#### [INFORMATION SUPPLIED]
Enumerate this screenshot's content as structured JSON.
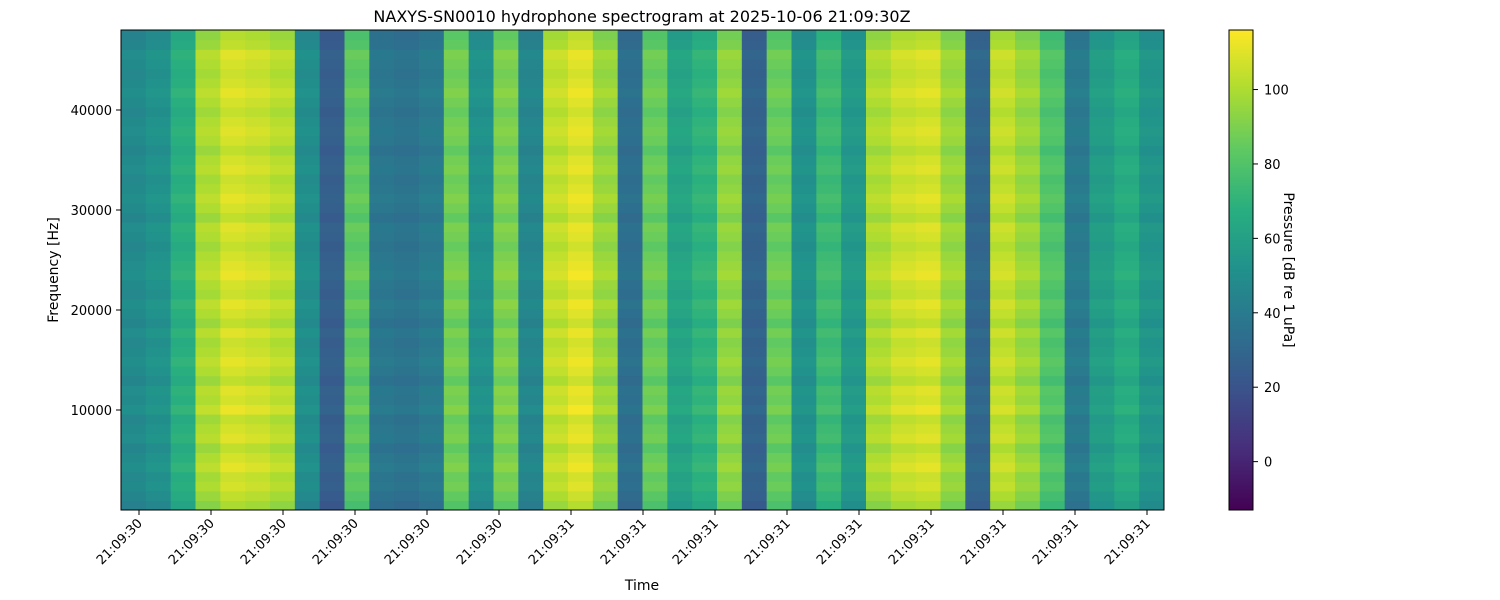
{
  "chart_data": {
    "type": "heatmap",
    "title": "NAXYS-SN0010 hydrophone spectrogram at 2025-10-06 21:09:30Z",
    "xlabel": "Time",
    "ylabel": "Frequency [Hz]",
    "x_ticks": [
      "21:09:30",
      "21:09:30",
      "21:09:30",
      "21:09:30",
      "21:09:30",
      "21:09:30",
      "21:09:31",
      "21:09:31",
      "21:09:31",
      "21:09:31",
      "21:09:31",
      "21:09:31",
      "21:09:31",
      "21:09:31",
      "21:09:31"
    ],
    "y_ticks": [
      10000,
      20000,
      30000,
      40000
    ],
    "ylim": [
      0,
      48000
    ],
    "colorbar": {
      "label": "Pressure [dB re 1 uPa]",
      "range": [
        -13,
        116
      ],
      "ticks": [
        0,
        20,
        40,
        60,
        80,
        100
      ],
      "colormap": "viridis"
    },
    "time_columns_db": [
      48,
      52,
      68,
      100,
      108,
      106,
      102,
      50,
      26,
      84,
      38,
      36,
      40,
      88,
      52,
      90,
      46,
      104,
      110,
      96,
      34,
      86,
      62,
      70,
      94,
      28,
      86,
      52,
      74,
      56,
      100,
      106,
      108,
      96,
      30,
      104,
      96,
      80,
      40,
      58,
      66,
      54
    ],
    "frequency_profile_db": [
      -8,
      -4,
      0,
      -2,
      3,
      0,
      -4,
      2,
      0,
      -3,
      4,
      0,
      2,
      -4,
      0,
      3,
      0,
      -2,
      2,
      -4,
      0,
      3,
      -2,
      0,
      4,
      2,
      0,
      -3,
      0,
      2,
      -4,
      0,
      3,
      0,
      -2,
      2,
      0,
      -4,
      0,
      2,
      0,
      -3,
      0,
      3,
      0,
      -2,
      0,
      2,
      -4,
      -6
    ]
  }
}
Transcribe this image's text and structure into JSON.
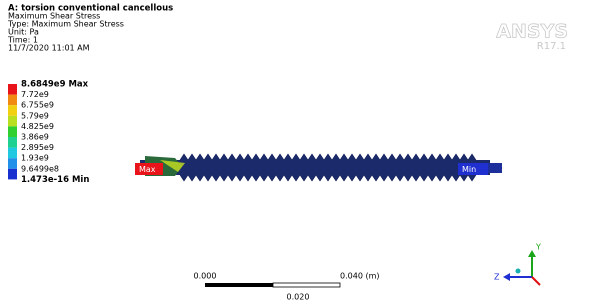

#### [REQUIREMENTS]
Repeat all of the records verbatim, leaving out the pictures.

#### [SOLUTION]
Enumerate this screenshot's content as structured JSON.
{
  "chart_data": {
    "type": "heatmap",
    "title": "NAXYS-SN0010 hydrophone spectrogram at 2025-10-06 21:09:30Z",
    "xlabel": "Time",
    "ylabel": "Frequency [Hz]",
    "x_ticks": [
      "21:09:30",
      "21:09:30",
      "21:09:30",
      "21:09:30",
      "21:09:30",
      "21:09:30",
      "21:09:31",
      "21:09:31",
      "21:09:31",
      "21:09:31",
      "21:09:31",
      "21:09:31",
      "21:09:31",
      "21:09:31",
      "21:09:31"
    ],
    "y_ticks": [
      10000,
      20000,
      30000,
      40000
    ],
    "ylim": [
      0,
      48000
    ],
    "colorbar": {
      "label": "Pressure [dB re 1 uPa]",
      "range": [
        -13,
        116
      ],
      "ticks": [
        0,
        20,
        40,
        60,
        80,
        100
      ],
      "colormap": "viridis"
    },
    "time_columns_db": [
      48,
      52,
      68,
      100,
      108,
      106,
      102,
      50,
      26,
      84,
      38,
      36,
      40,
      88,
      52,
      90,
      46,
      104,
      110,
      96,
      34,
      86,
      62,
      70,
      94,
      28,
      86,
      52,
      74,
      56,
      100,
      106,
      108,
      96,
      30,
      104,
      96,
      80,
      40,
      58,
      66,
      54
    ],
    "frequency_profile_db": [
      -8,
      -4,
      0,
      -2,
      3,
      0,
      -4,
      2,
      0,
      -3,
      4,
      0,
      2,
      -4,
      0,
      3,
      0,
      -2,
      2,
      -4,
      0,
      3,
      -2,
      0,
      4,
      2,
      0,
      -3,
      0,
      2,
      -4,
      0,
      3,
      0,
      -2,
      2,
      0,
      -4,
      0,
      2,
      0,
      -3,
      0,
      3,
      0,
      -2,
      0,
      2,
      -4,
      -6
    ]
  }
}
Transcribe this image's text and structure into JSON.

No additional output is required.